#### Requirement
Look through the material below. Copy each line that contains the string "WIDTH".
━━━ Given entries ━━━
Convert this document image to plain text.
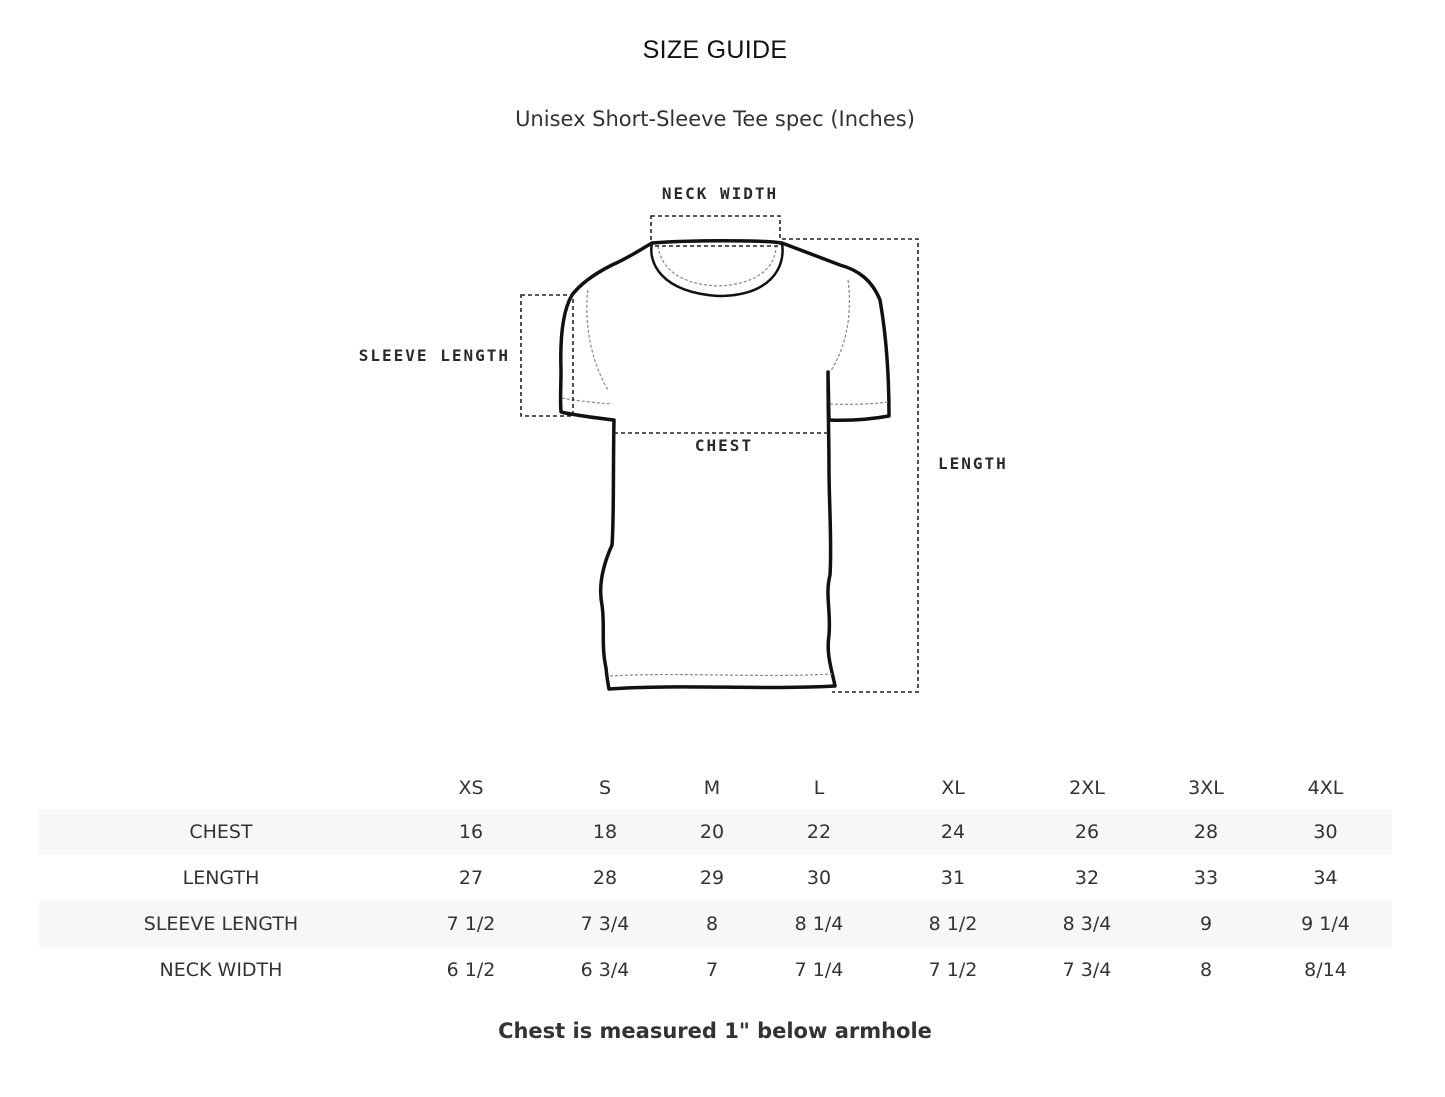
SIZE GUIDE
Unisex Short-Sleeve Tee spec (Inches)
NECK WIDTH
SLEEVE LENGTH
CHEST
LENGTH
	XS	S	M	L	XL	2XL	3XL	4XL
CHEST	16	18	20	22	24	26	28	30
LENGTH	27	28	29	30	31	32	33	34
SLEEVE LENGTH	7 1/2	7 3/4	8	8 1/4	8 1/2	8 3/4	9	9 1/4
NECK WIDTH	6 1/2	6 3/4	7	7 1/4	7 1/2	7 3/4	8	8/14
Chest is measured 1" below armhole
━━━
#### Reply to the task
NECK WIDTH
NECK WIDTH	6 1/2	6 3/4	7	7 1/4	7 1/2	7 3/4	8	8/14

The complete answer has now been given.